__Task data__

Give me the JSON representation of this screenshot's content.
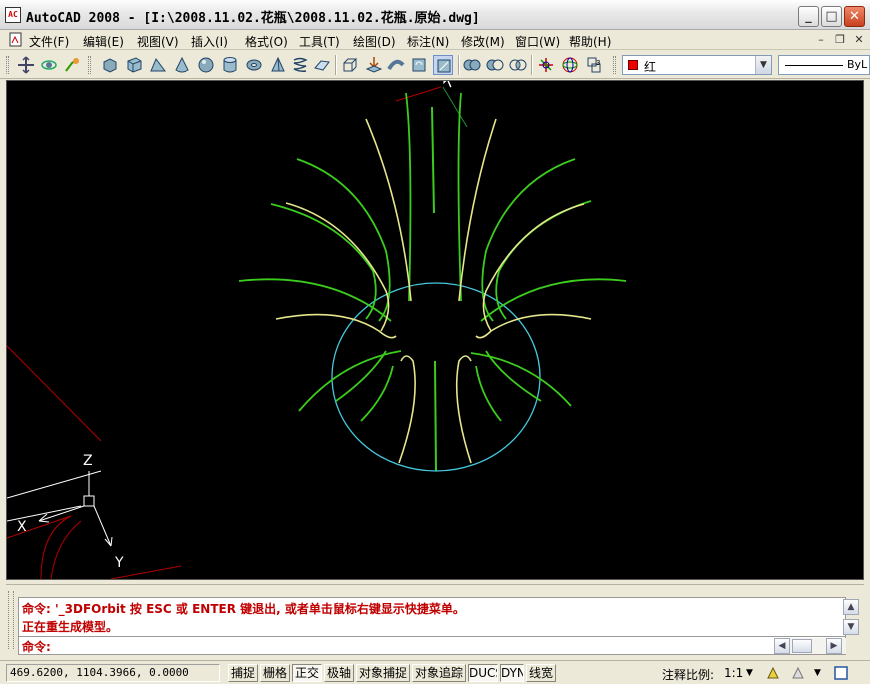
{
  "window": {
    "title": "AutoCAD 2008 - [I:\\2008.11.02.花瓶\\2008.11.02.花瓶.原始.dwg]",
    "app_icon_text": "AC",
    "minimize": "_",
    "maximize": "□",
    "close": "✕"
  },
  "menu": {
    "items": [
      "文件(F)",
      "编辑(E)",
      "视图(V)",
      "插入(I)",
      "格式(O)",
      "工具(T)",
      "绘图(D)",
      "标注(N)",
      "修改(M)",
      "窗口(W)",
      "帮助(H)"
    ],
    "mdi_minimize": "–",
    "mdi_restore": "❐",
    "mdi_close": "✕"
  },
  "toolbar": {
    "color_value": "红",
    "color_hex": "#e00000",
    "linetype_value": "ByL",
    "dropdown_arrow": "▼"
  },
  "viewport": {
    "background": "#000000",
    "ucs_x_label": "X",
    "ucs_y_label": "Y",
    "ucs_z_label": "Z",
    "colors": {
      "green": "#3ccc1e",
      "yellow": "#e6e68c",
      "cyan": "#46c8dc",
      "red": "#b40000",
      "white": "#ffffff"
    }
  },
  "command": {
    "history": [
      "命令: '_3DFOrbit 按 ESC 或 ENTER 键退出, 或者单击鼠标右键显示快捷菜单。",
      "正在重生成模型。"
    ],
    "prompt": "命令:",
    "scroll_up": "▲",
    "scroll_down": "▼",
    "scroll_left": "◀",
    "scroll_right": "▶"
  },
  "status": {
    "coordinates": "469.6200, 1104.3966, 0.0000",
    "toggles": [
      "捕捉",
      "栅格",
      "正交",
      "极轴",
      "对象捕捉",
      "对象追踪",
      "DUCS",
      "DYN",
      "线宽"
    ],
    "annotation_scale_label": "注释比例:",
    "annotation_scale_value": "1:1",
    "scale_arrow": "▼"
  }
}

==

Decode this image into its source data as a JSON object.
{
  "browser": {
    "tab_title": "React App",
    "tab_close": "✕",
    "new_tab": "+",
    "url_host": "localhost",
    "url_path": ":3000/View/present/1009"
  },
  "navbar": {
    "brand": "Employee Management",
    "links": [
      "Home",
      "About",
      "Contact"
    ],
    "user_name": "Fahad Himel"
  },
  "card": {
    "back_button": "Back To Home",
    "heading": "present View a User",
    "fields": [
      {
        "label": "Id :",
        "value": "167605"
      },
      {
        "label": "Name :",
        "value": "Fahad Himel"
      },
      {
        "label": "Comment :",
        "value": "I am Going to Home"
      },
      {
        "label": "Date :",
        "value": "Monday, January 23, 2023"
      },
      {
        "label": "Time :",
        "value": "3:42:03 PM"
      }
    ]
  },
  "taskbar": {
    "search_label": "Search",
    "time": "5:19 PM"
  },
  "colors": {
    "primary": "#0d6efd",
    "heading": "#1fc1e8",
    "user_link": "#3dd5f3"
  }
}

__Exercise instructions__
Determine the number of lines where the string "heading" occurs, and give that number only.

__Exercise answer__
2